Data to use →
---------------

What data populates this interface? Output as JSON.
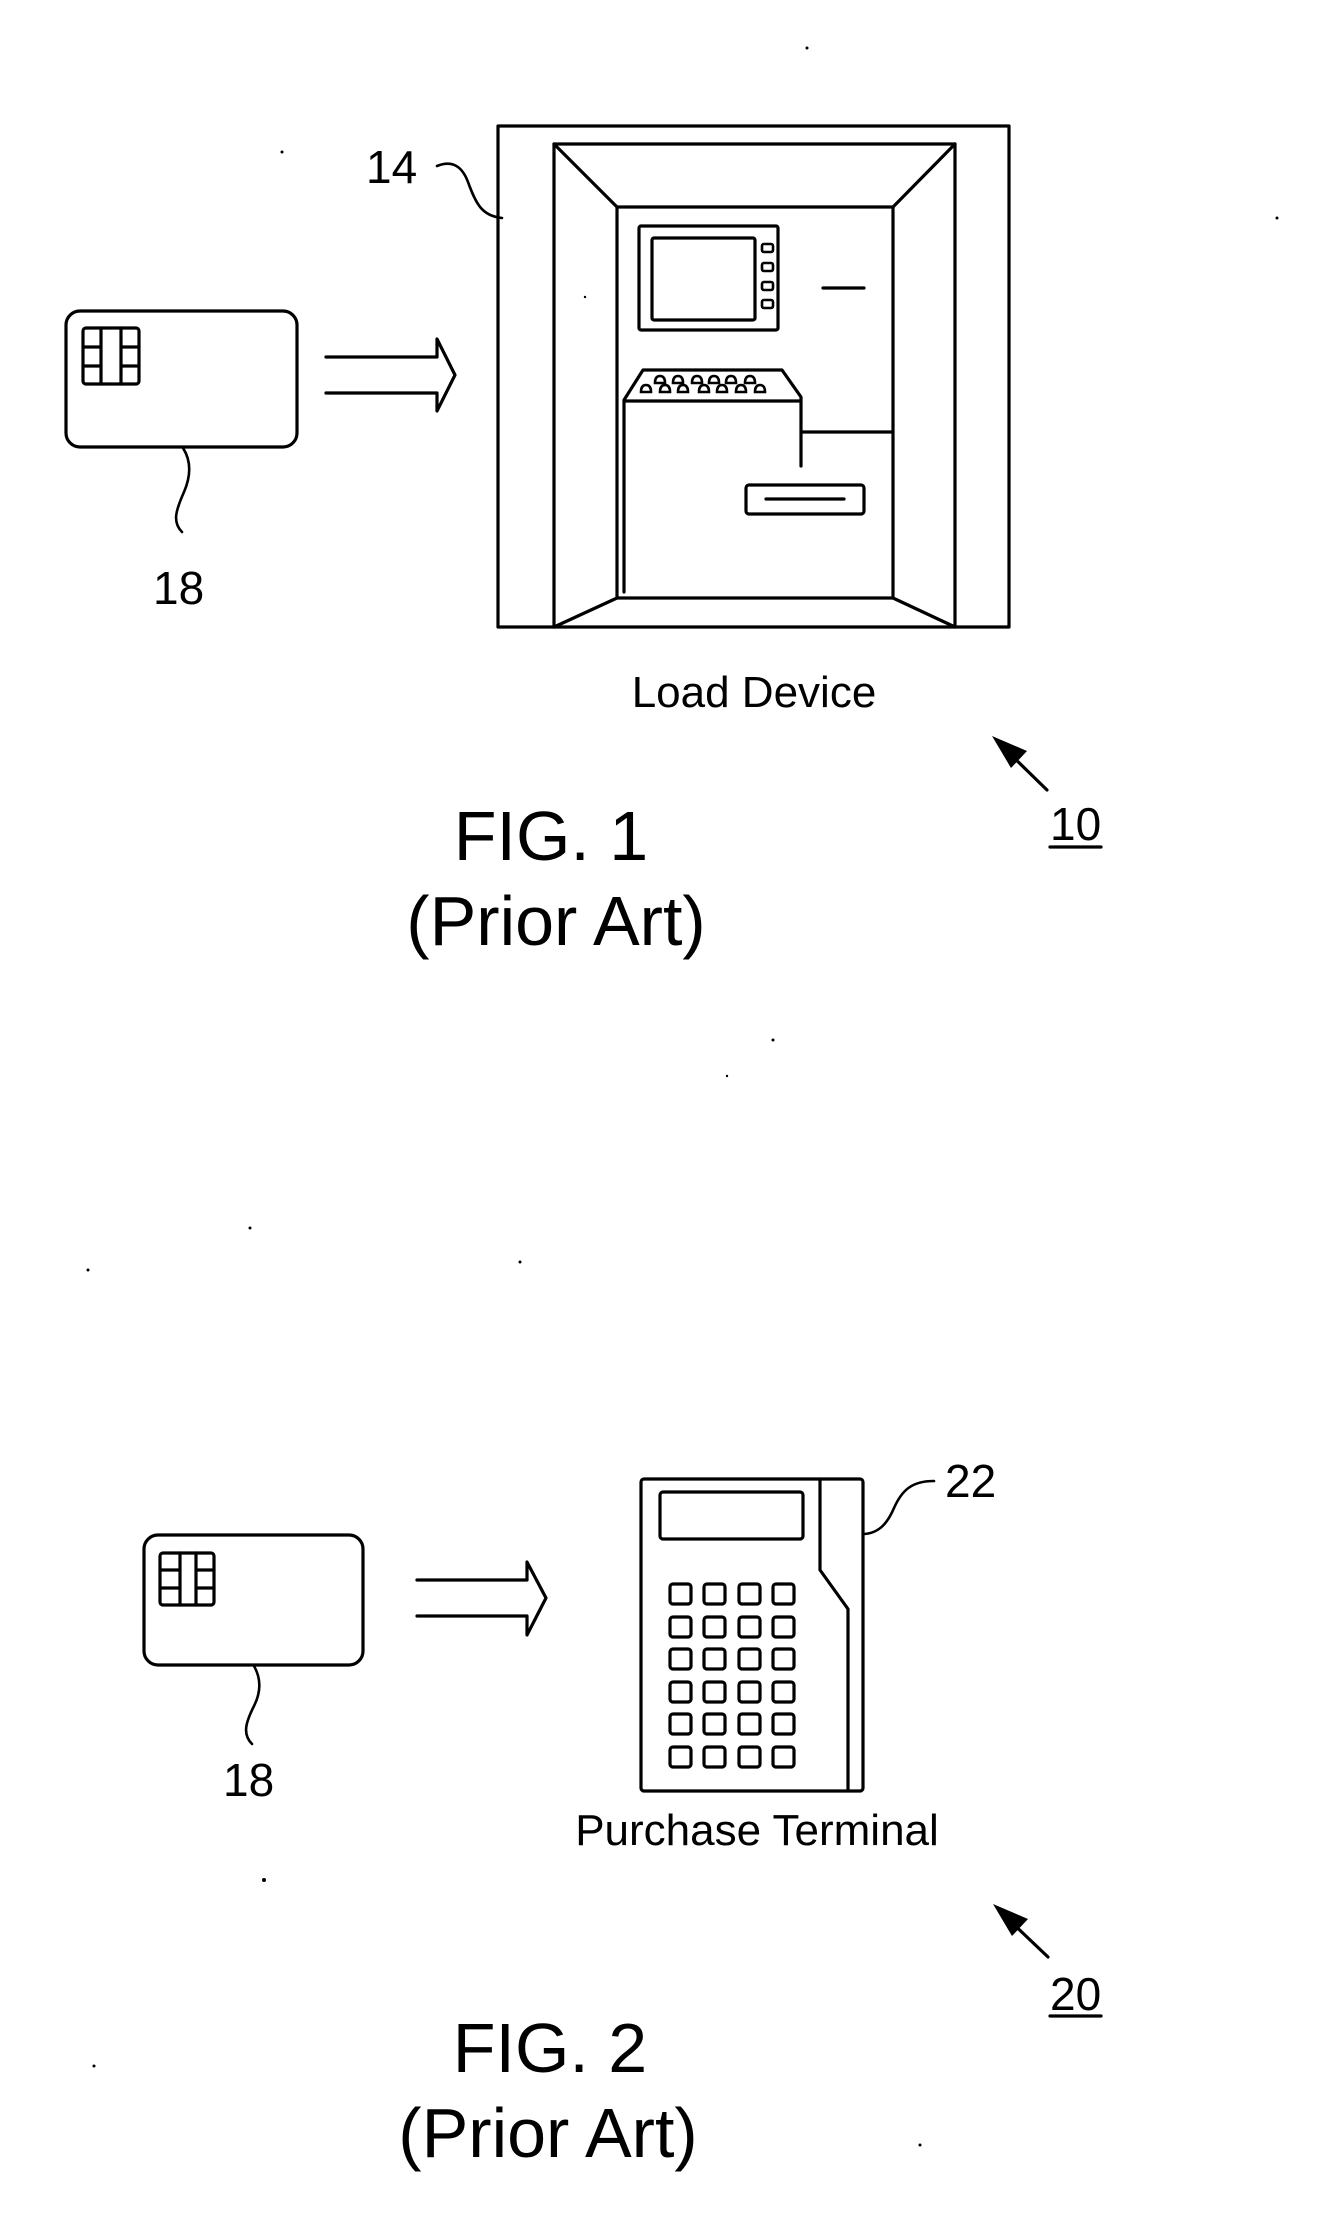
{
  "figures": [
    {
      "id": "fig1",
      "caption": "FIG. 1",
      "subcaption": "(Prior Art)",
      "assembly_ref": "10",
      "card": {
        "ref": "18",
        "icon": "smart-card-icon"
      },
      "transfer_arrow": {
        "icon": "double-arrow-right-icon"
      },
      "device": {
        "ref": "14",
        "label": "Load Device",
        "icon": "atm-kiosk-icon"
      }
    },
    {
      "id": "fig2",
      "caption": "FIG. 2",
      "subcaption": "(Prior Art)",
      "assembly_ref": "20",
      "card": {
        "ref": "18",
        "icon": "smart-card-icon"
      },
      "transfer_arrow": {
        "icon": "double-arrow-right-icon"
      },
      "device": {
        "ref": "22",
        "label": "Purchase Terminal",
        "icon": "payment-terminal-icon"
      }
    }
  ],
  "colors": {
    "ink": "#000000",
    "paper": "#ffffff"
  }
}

---------------

Required work →
Select, from the listing, all lines that include the word "label".

Expected answer →
        "label": "Load Device",
        "label": "Purchase Terminal",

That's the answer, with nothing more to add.